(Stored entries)
★ ★ ★ ★

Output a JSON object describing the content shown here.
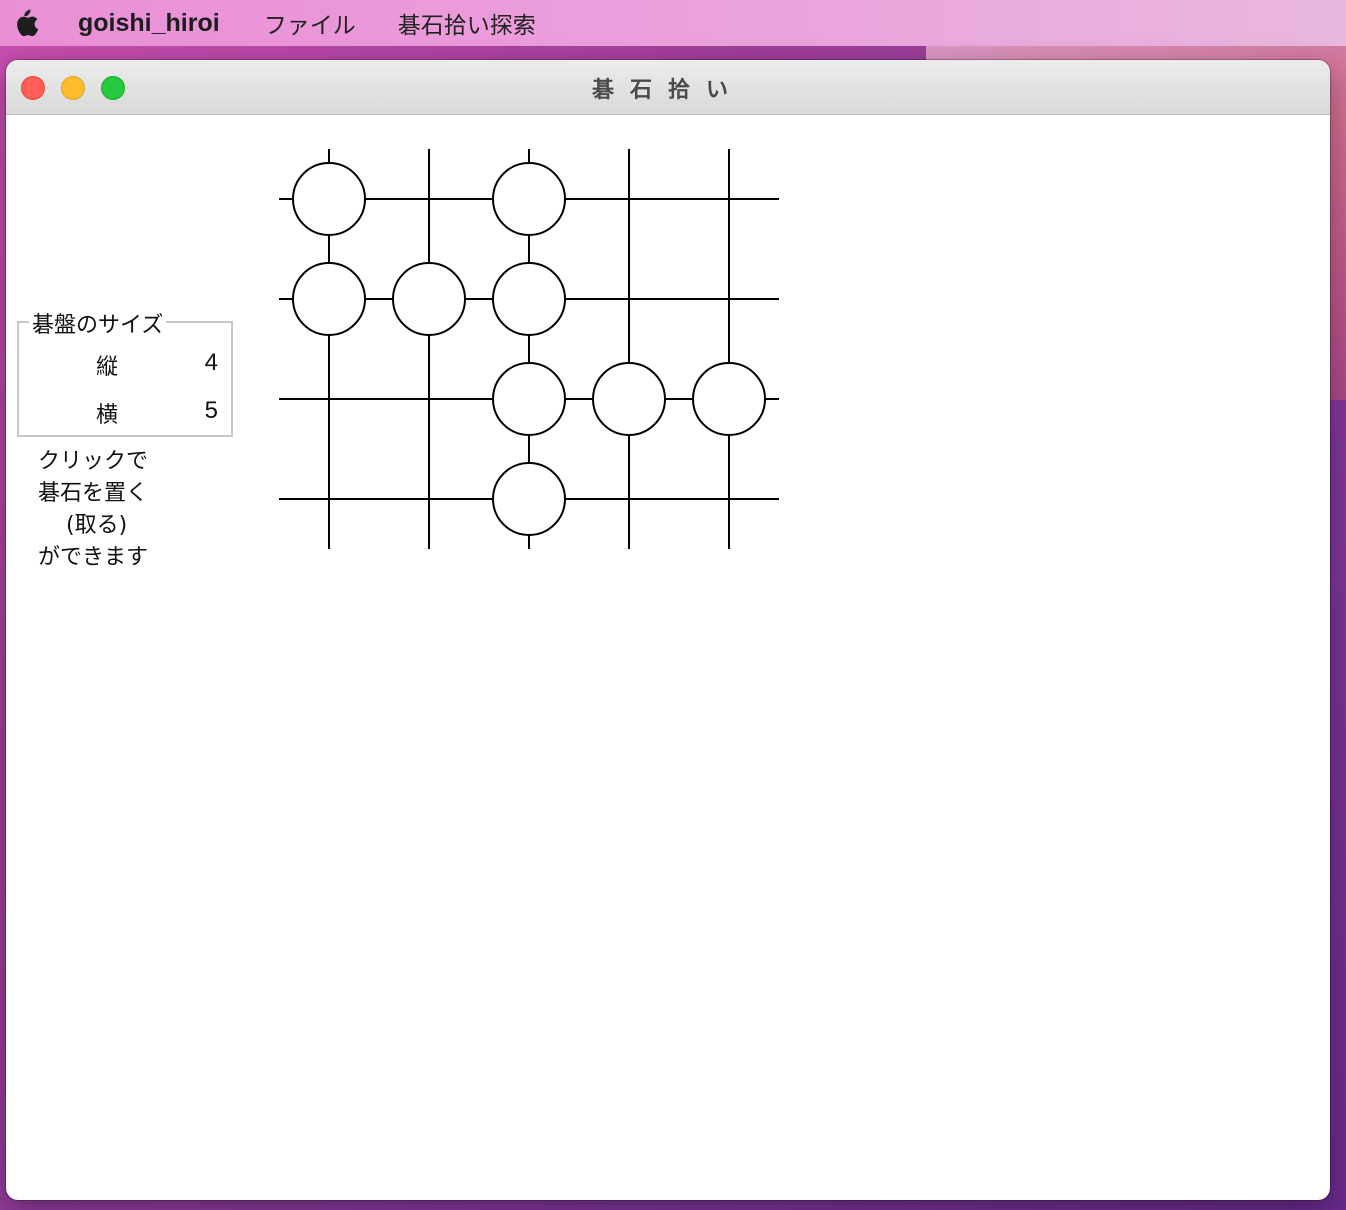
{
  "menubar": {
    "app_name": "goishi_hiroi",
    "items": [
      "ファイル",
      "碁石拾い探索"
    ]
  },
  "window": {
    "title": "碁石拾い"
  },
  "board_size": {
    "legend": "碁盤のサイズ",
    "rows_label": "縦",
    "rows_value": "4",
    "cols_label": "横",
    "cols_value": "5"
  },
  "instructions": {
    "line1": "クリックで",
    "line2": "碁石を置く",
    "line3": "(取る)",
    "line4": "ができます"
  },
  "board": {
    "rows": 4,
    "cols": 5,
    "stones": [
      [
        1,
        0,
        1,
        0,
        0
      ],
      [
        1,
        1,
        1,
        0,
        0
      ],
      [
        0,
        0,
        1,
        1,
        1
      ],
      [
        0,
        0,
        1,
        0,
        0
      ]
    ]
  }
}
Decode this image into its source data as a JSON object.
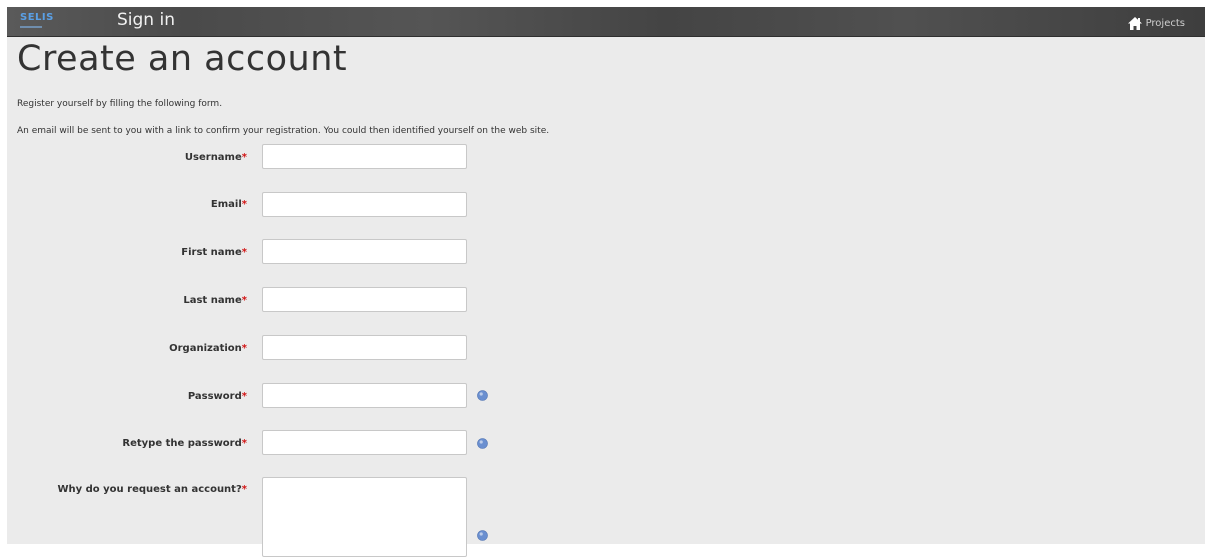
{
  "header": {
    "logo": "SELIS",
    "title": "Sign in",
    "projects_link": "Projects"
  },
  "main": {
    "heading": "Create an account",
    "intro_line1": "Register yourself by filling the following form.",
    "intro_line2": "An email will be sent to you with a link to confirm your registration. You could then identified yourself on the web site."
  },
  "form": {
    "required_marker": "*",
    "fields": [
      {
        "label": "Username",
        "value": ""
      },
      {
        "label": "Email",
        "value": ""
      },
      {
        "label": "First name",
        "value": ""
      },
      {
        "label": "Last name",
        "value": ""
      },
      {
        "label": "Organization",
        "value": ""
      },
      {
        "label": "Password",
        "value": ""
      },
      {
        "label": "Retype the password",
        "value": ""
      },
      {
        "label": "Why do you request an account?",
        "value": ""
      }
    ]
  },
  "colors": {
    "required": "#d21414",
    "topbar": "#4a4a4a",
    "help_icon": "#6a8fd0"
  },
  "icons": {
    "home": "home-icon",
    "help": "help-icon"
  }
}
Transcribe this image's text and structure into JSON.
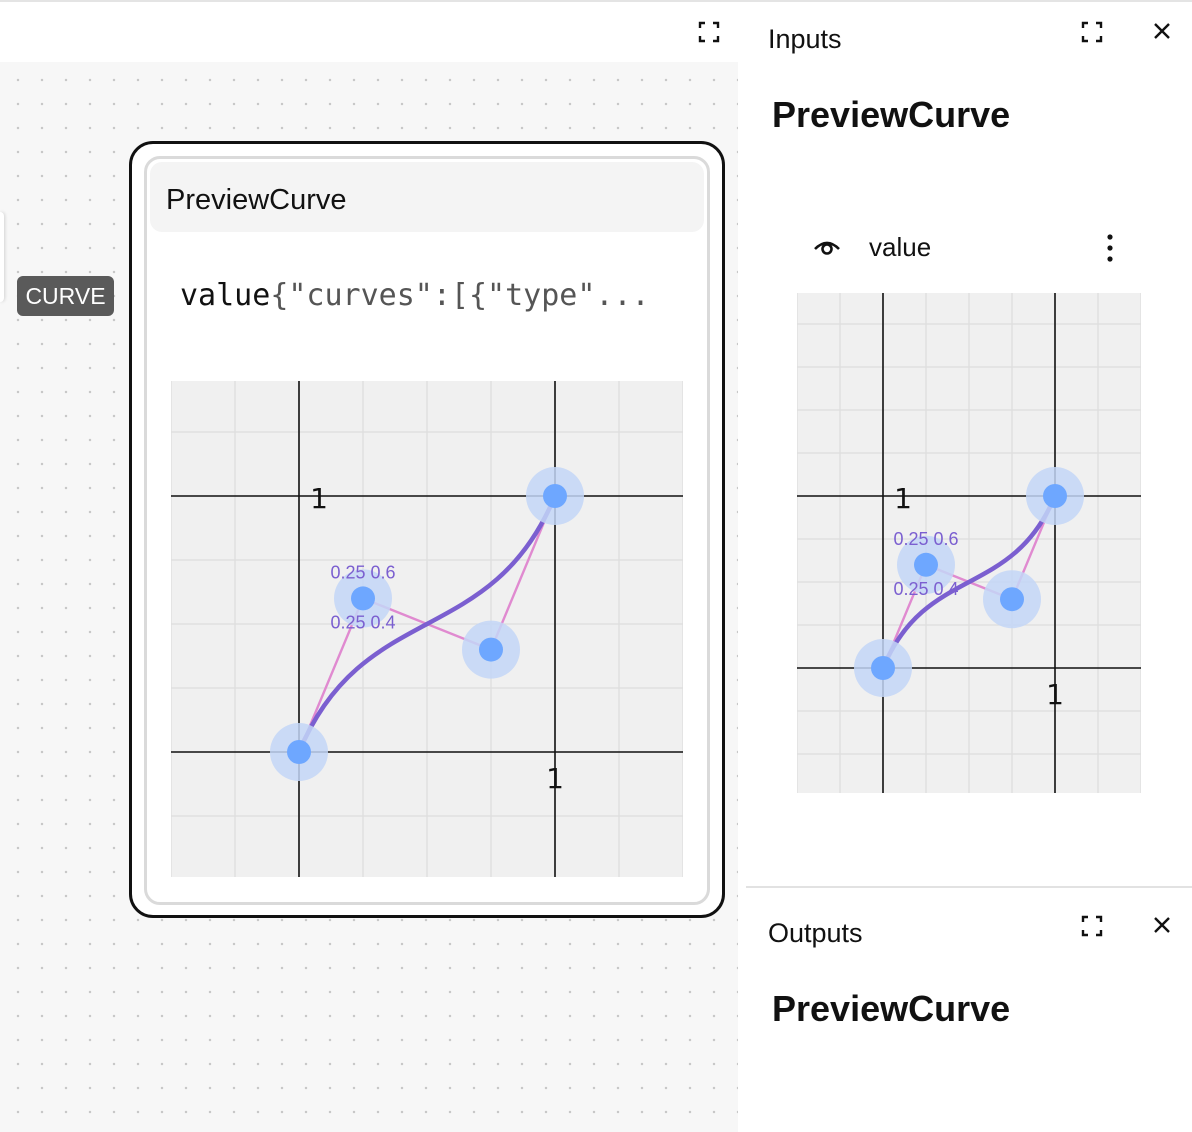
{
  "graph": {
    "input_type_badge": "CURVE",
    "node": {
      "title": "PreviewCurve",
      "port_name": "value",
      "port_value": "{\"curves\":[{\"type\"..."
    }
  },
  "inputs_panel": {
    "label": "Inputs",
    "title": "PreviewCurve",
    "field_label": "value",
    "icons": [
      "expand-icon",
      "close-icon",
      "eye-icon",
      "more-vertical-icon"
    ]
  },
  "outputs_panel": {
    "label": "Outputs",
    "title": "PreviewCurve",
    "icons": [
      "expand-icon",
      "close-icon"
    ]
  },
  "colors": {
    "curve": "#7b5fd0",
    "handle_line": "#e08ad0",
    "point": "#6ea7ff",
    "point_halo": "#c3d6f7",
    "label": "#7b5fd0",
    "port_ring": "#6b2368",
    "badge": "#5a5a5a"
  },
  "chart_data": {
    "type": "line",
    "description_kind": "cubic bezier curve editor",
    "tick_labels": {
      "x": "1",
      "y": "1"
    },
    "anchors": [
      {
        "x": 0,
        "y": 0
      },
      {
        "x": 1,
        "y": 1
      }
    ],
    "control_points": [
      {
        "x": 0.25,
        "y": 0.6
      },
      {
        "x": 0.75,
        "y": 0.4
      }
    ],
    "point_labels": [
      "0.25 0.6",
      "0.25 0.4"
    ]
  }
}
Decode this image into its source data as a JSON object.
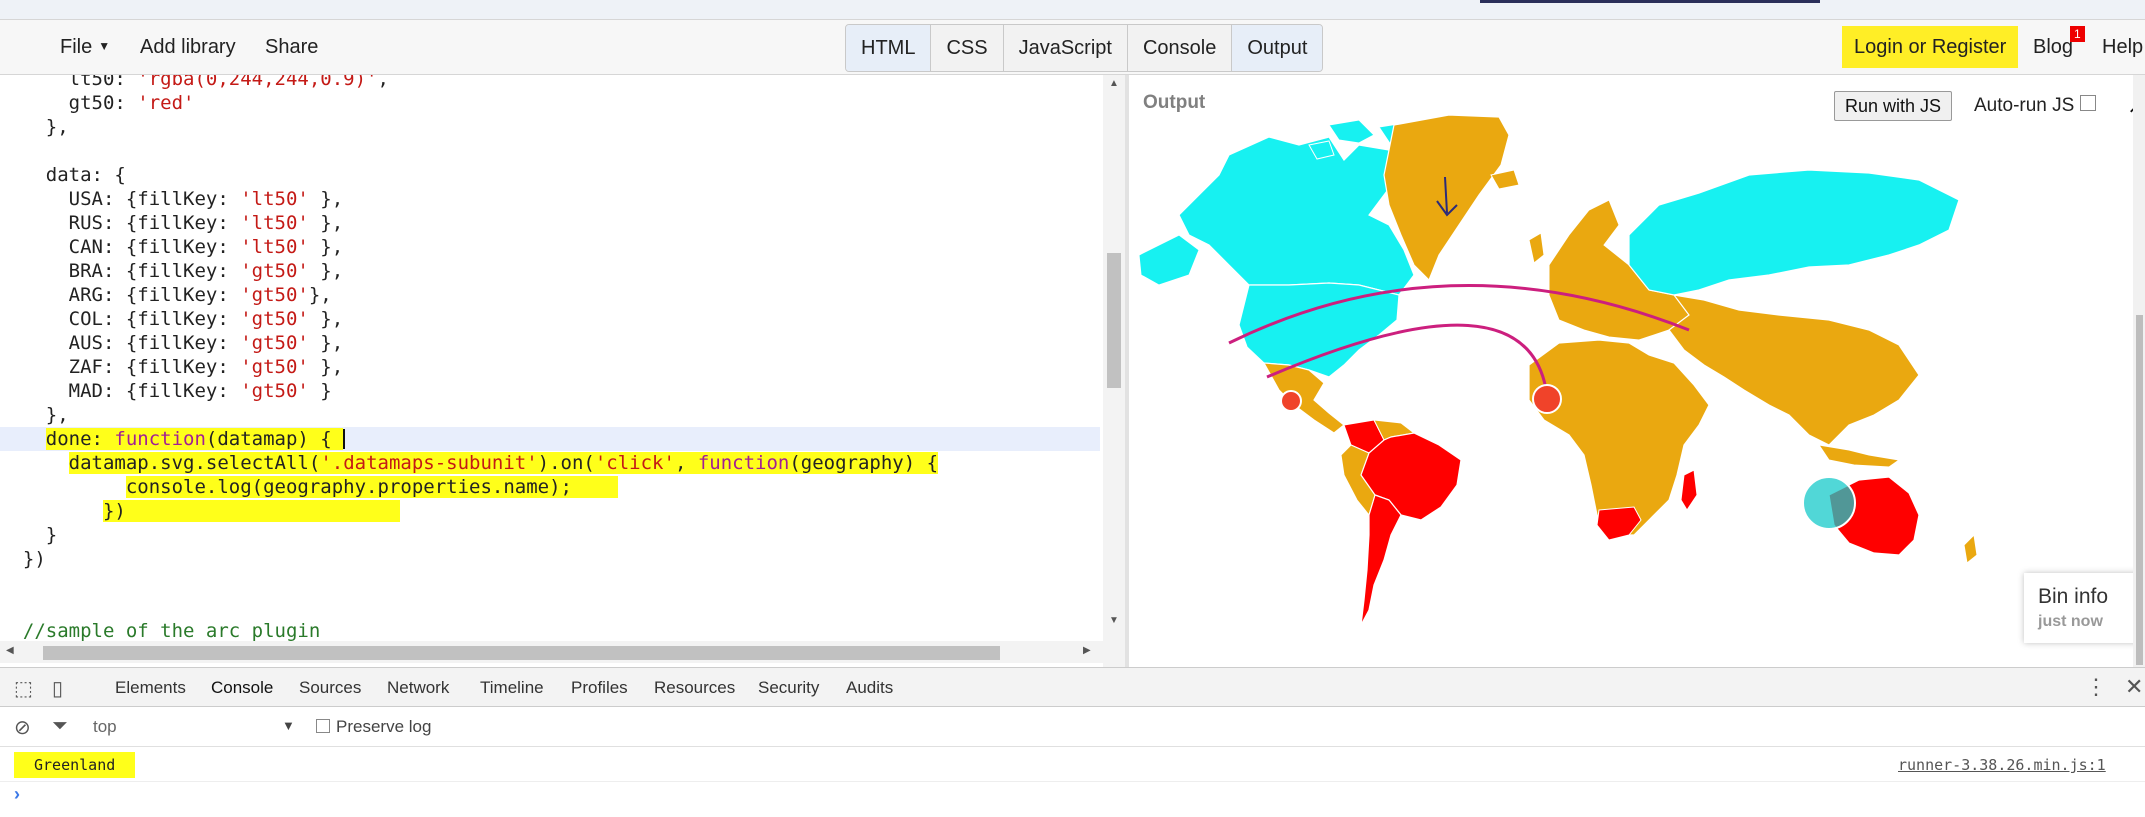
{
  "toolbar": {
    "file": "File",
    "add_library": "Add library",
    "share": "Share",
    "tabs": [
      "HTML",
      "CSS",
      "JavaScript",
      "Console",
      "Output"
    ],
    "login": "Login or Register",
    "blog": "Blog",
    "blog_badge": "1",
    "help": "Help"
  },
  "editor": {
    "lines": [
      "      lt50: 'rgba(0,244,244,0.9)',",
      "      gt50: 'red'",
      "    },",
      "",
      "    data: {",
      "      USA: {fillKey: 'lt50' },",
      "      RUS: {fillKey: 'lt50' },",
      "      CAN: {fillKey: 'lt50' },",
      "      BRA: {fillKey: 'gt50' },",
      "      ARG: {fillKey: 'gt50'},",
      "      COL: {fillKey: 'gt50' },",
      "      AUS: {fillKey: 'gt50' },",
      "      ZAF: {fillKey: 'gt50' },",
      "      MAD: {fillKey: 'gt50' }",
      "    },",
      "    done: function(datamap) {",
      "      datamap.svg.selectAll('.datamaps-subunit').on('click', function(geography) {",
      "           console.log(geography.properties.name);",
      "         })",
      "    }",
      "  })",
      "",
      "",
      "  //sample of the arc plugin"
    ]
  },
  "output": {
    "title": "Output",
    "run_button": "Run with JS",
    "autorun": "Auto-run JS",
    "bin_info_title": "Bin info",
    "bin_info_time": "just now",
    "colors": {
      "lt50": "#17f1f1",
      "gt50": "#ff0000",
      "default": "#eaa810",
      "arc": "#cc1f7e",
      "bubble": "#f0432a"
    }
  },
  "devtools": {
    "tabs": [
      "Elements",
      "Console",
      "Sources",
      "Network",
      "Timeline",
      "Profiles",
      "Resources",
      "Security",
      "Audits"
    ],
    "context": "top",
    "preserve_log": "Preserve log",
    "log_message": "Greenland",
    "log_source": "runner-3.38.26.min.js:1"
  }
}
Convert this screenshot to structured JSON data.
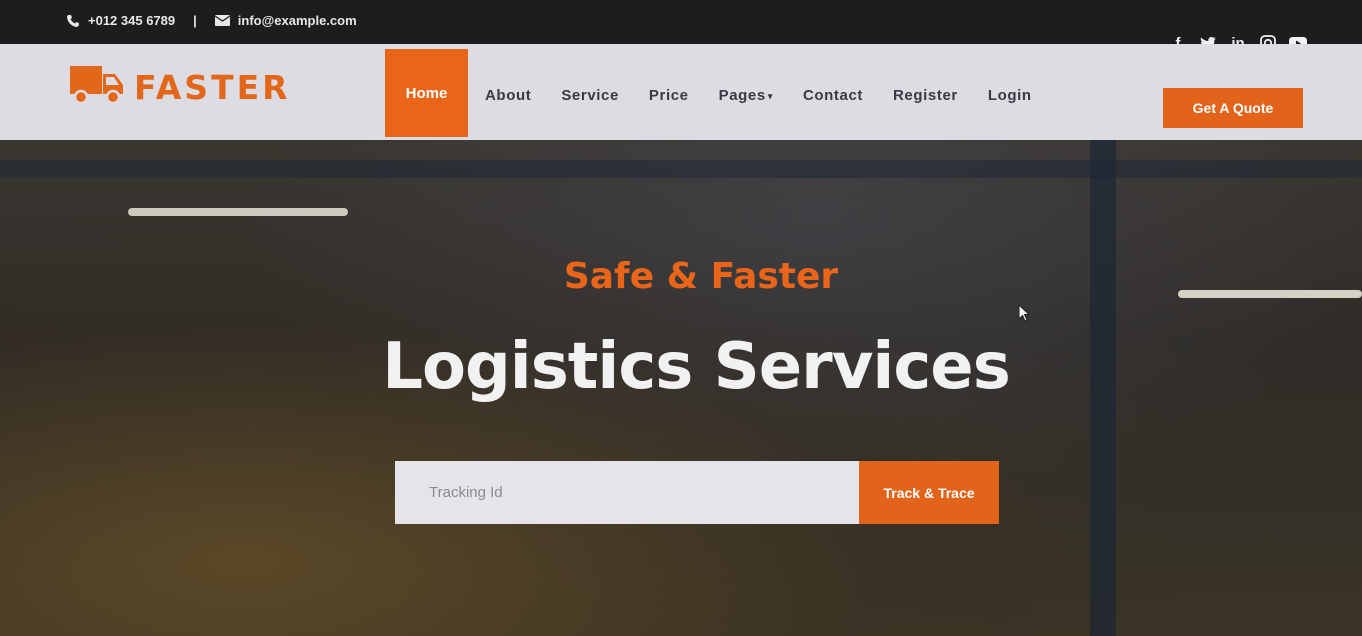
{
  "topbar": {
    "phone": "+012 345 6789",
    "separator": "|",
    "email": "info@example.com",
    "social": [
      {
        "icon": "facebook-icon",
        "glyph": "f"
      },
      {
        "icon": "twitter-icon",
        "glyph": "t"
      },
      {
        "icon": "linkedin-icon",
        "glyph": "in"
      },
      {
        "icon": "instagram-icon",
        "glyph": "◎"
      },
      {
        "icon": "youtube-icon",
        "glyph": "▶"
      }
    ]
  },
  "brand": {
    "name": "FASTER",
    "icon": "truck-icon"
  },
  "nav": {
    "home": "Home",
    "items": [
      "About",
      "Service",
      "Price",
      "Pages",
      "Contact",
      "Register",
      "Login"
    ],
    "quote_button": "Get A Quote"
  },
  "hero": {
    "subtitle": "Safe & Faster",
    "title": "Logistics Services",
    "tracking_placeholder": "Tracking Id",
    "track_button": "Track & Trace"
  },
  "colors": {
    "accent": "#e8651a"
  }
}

★ ★ ★ ★

JOB: Set down all the entries exactly as they appear, but skip any pictures.

THE RESPONSE:
Output a JSON object describing the content shown here.
{
  "menubar": {
    "app_name": "goishi_hiroi",
    "items": [
      "ファイル",
      "碁石拾い探索"
    ]
  },
  "window": {
    "title": "碁石拾い"
  },
  "board_size": {
    "legend": "碁盤のサイズ",
    "rows_label": "縦",
    "rows_value": "4",
    "cols_label": "横",
    "cols_value": "5"
  },
  "instructions": {
    "line1": "クリックで",
    "line2": "碁石を置く",
    "line3": "(取る)",
    "line4": "ができます"
  },
  "board": {
    "rows": 4,
    "cols": 5,
    "stones": [
      [
        1,
        0,
        1,
        0,
        0
      ],
      [
        1,
        1,
        1,
        0,
        0
      ],
      [
        0,
        0,
        1,
        1,
        1
      ],
      [
        0,
        0,
        1,
        0,
        0
      ]
    ]
  }
}
Decode this image into its source data as a JSON object.
{
  "header": {
    "logo": "SELIS",
    "title": "Sign in",
    "projects_link": "Projects"
  },
  "main": {
    "heading": "Create an account",
    "intro_line1": "Register yourself by filling the following form.",
    "intro_line2": "An email will be sent to you with a link to confirm your registration. You could then identified yourself on the web site."
  },
  "form": {
    "required_marker": "*",
    "fields": [
      {
        "label": "Username",
        "value": ""
      },
      {
        "label": "Email",
        "value": ""
      },
      {
        "label": "First name",
        "value": ""
      },
      {
        "label": "Last name",
        "value": ""
      },
      {
        "label": "Organization",
        "value": ""
      },
      {
        "label": "Password",
        "value": ""
      },
      {
        "label": "Retype the password",
        "value": ""
      },
      {
        "label": "Why do you request an account?",
        "value": ""
      }
    ]
  },
  "colors": {
    "required": "#d21414",
    "topbar": "#4a4a4a",
    "help_icon": "#6a8fd0"
  },
  "icons": {
    "home": "home-icon",
    "help": "help-icon"
  }
}
Transcribe this image's text and structure into JSON.
{
  "graph": {
    "input_type_badge": "CURVE",
    "node": {
      "title": "PreviewCurve",
      "port_name": "value",
      "port_value": "{\"curves\":[{\"type\"..."
    }
  },
  "inputs_panel": {
    "label": "Inputs",
    "title": "PreviewCurve",
    "field_label": "value",
    "icons": [
      "expand-icon",
      "close-icon",
      "eye-icon",
      "more-vertical-icon"
    ]
  },
  "outputs_panel": {
    "label": "Outputs",
    "title": "PreviewCurve",
    "icons": [
      "expand-icon",
      "close-icon"
    ]
  },
  "colors": {
    "curve": "#7b5fd0",
    "handle_line": "#e08ad0",
    "point": "#6ea7ff",
    "point_halo": "#c3d6f7",
    "label": "#7b5fd0",
    "port_ring": "#6b2368",
    "badge": "#5a5a5a"
  },
  "chart_data": {
    "type": "line",
    "description_kind": "cubic bezier curve editor",
    "tick_labels": {
      "x": "1",
      "y": "1"
    },
    "anchors": [
      {
        "x": 0,
        "y": 0
      },
      {
        "x": 1,
        "y": 1
      }
    ],
    "control_points": [
      {
        "x": 0.25,
        "y": 0.6
      },
      {
        "x": 0.75,
        "y": 0.4
      }
    ],
    "point_labels": [
      "0.25 0.6",
      "0.25 0.4"
    ]
  }
}
Decode this image into its source data as a JSON object.
{
  "toolbar": {
    "file": "File",
    "add_library": "Add library",
    "share": "Share",
    "tabs": [
      "HTML",
      "CSS",
      "JavaScript",
      "Console",
      "Output"
    ],
    "login": "Login or Register",
    "blog": "Blog",
    "blog_badge": "1",
    "help": "Help"
  },
  "editor": {
    "lines": [
      "      lt50: 'rgba(0,244,244,0.9)',",
      "      gt50: 'red'",
      "    },",
      "",
      "    data: {",
      "      USA: {fillKey: 'lt50' },",
      "      RUS: {fillKey: 'lt50' },",
      "      CAN: {fillKey: 'lt50' },",
      "      BRA: {fillKey: 'gt50' },",
      "      ARG: {fillKey: 'gt50'},",
      "      COL: {fillKey: 'gt50' },",
      "      AUS: {fillKey: 'gt50' },",
      "      ZAF: {fillKey: 'gt50' },",
      "      MAD: {fillKey: 'gt50' }",
      "    },",
      "    done: function(datamap) {",
      "      datamap.svg.selectAll('.datamaps-subunit').on('click', function(geography) {",
      "           console.log(geography.properties.name);",
      "         })",
      "    }",
      "  })",
      "",
      "",
      "  //sample of the arc plugin"
    ]
  },
  "output": {
    "title": "Output",
    "run_button": "Run with JS",
    "autorun": "Auto-run JS",
    "bin_info_title": "Bin info",
    "bin_info_time": "just now",
    "colors": {
      "lt50": "#17f1f1",
      "gt50": "#ff0000",
      "default": "#eaa810",
      "arc": "#cc1f7e",
      "bubble": "#f0432a"
    }
  },
  "devtools": {
    "tabs": [
      "Elements",
      "Console",
      "Sources",
      "Network",
      "Timeline",
      "Profiles",
      "Resources",
      "Security",
      "Audits"
    ],
    "context": "top",
    "preserve_log": "Preserve log",
    "log_message": "Greenland",
    "log_source": "runner-3.38.26.min.js:1"
  }
}
Convert this screenshot to structured JSON data.
{
  "topbar": {
    "phone": "+012 345 6789",
    "separator": "|",
    "email": "info@example.com",
    "social": [
      {
        "icon": "facebook-icon",
        "glyph": "f"
      },
      {
        "icon": "twitter-icon",
        "glyph": "t"
      },
      {
        "icon": "linkedin-icon",
        "glyph": "in"
      },
      {
        "icon": "instagram-icon",
        "glyph": "◎"
      },
      {
        "icon": "youtube-icon",
        "glyph": "▶"
      }
    ]
  },
  "brand": {
    "name": "FASTER",
    "icon": "truck-icon"
  },
  "nav": {
    "home": "Home",
    "items": [
      "About",
      "Service",
      "Price",
      "Pages",
      "Contact",
      "Register",
      "Login"
    ],
    "quote_button": "Get A Quote"
  },
  "hero": {
    "subtitle": "Safe & Faster",
    "title": "Logistics Services",
    "tracking_placeholder": "Tracking Id",
    "track_button": "Track & Trace"
  },
  "colors": {
    "accent": "#e8651a"
  }
}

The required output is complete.